* start MATERIAL FOR THIS EXERCISE *
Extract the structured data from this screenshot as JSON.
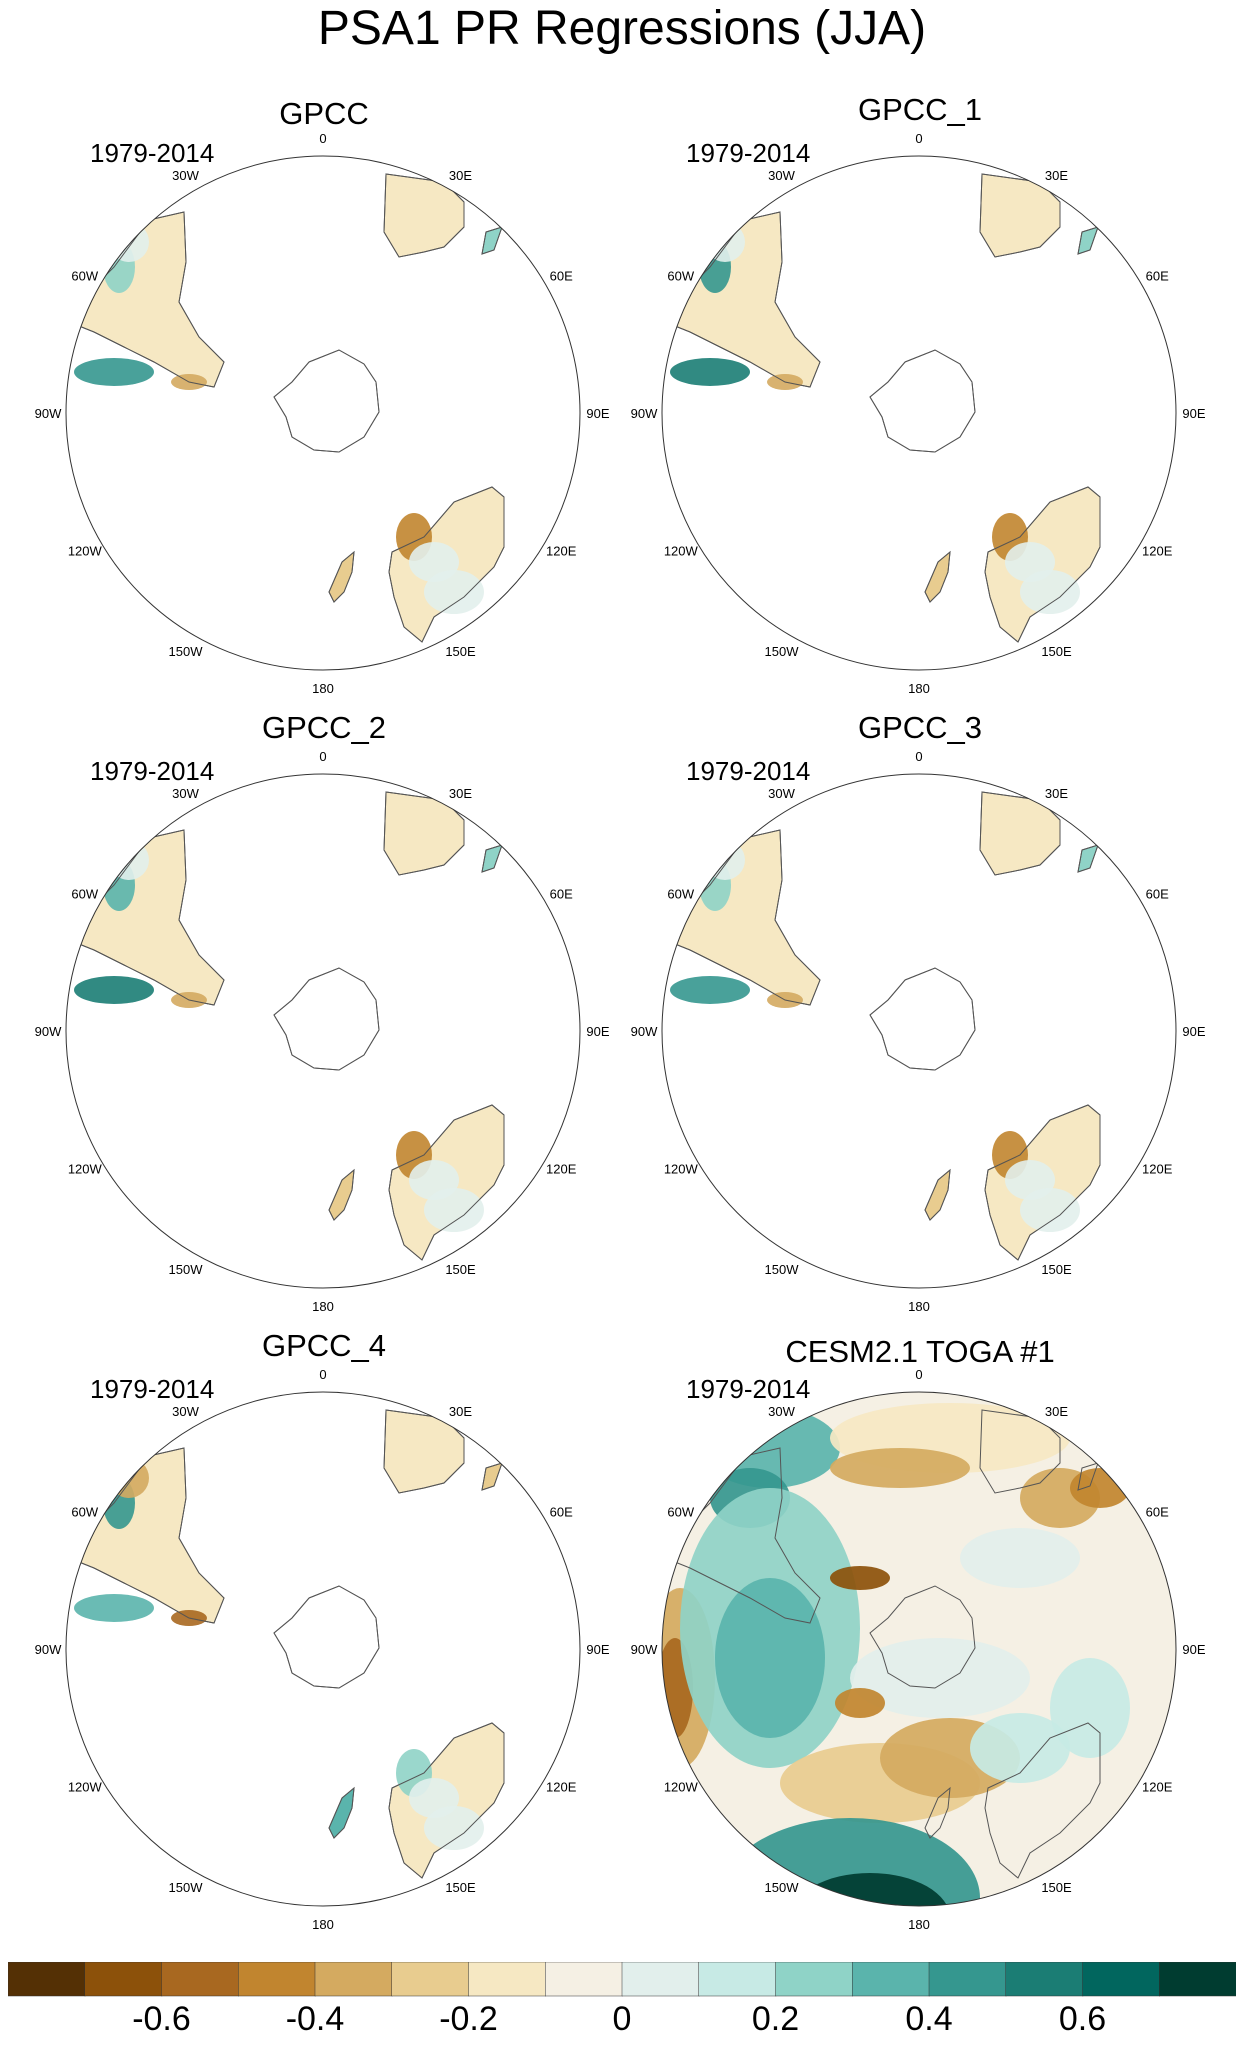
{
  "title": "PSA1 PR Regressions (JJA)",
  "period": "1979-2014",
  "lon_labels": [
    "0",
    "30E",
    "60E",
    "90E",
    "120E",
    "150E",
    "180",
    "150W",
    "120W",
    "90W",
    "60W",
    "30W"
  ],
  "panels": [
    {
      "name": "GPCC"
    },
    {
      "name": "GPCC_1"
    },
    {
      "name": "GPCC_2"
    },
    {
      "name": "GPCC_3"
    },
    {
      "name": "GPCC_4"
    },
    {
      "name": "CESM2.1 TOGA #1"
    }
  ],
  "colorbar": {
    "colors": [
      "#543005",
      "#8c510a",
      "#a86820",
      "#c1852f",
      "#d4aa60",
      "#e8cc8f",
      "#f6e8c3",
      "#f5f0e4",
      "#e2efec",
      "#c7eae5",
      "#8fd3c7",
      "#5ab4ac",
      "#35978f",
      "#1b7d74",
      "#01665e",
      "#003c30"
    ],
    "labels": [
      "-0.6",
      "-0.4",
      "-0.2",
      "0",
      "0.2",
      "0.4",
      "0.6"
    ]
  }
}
* end MATERIAL FOR THIS EXERCISE *
* start MATERIAL FOR THIS EXERCISE *
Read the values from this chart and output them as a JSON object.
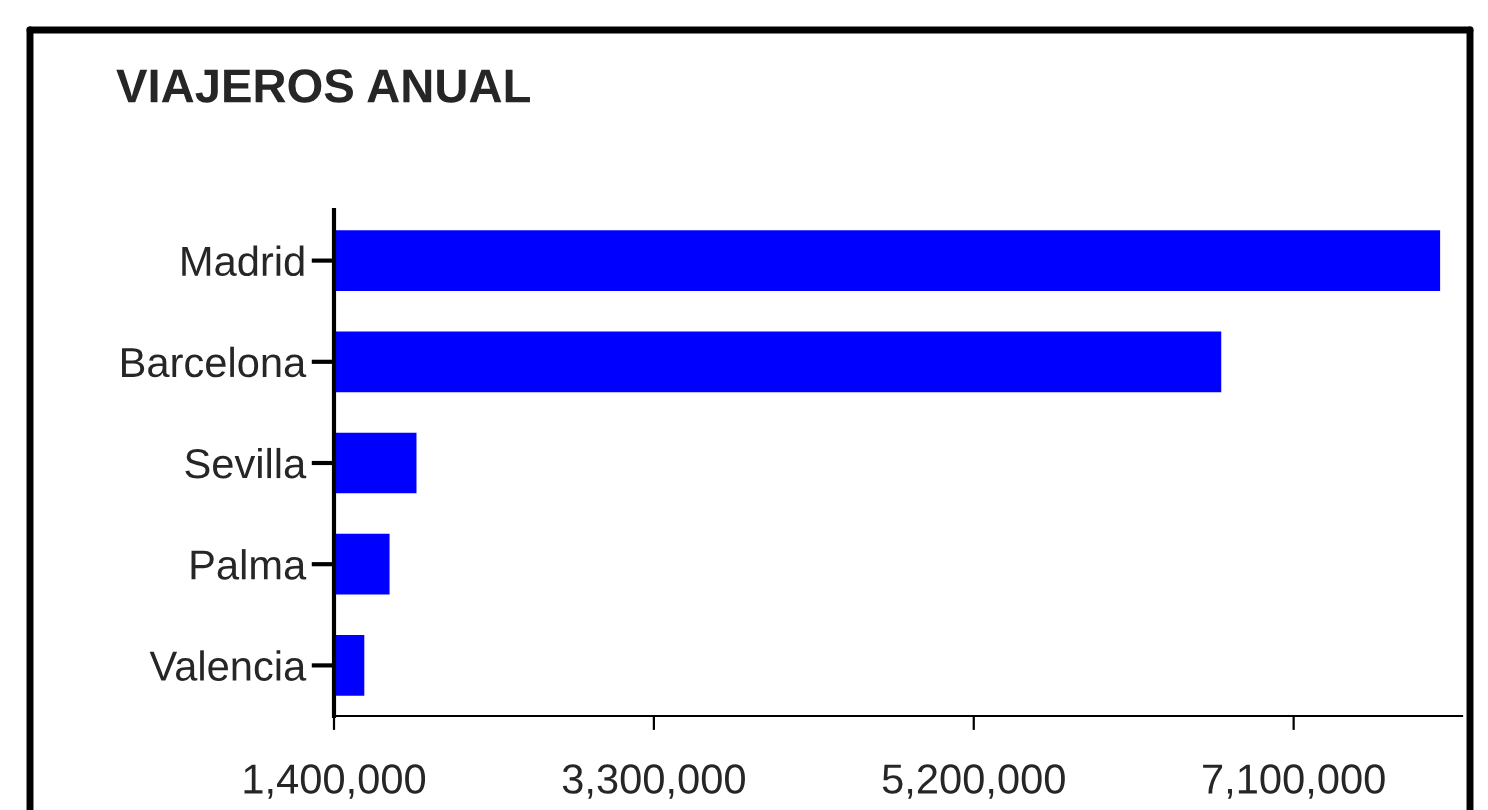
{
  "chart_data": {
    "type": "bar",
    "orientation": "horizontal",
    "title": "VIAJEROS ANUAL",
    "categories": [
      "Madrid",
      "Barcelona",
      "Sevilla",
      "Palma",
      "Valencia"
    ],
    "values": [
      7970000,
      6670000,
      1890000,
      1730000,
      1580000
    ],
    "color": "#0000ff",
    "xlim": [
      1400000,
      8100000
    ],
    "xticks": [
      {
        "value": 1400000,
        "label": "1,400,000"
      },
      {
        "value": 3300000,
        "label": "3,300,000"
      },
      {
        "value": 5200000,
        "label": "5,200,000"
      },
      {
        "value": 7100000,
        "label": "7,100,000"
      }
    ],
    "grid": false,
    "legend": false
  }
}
* end MATERIAL FOR THIS EXERCISE *
◆ GIVEN PROBLEM
Using the entries above, find all lines with "title". Copy them.

◆ EXERCISE ANSWER
  "title": "PSA1 PR Regressions (JJA)",
    "title": "VIAJEROS ANUAL",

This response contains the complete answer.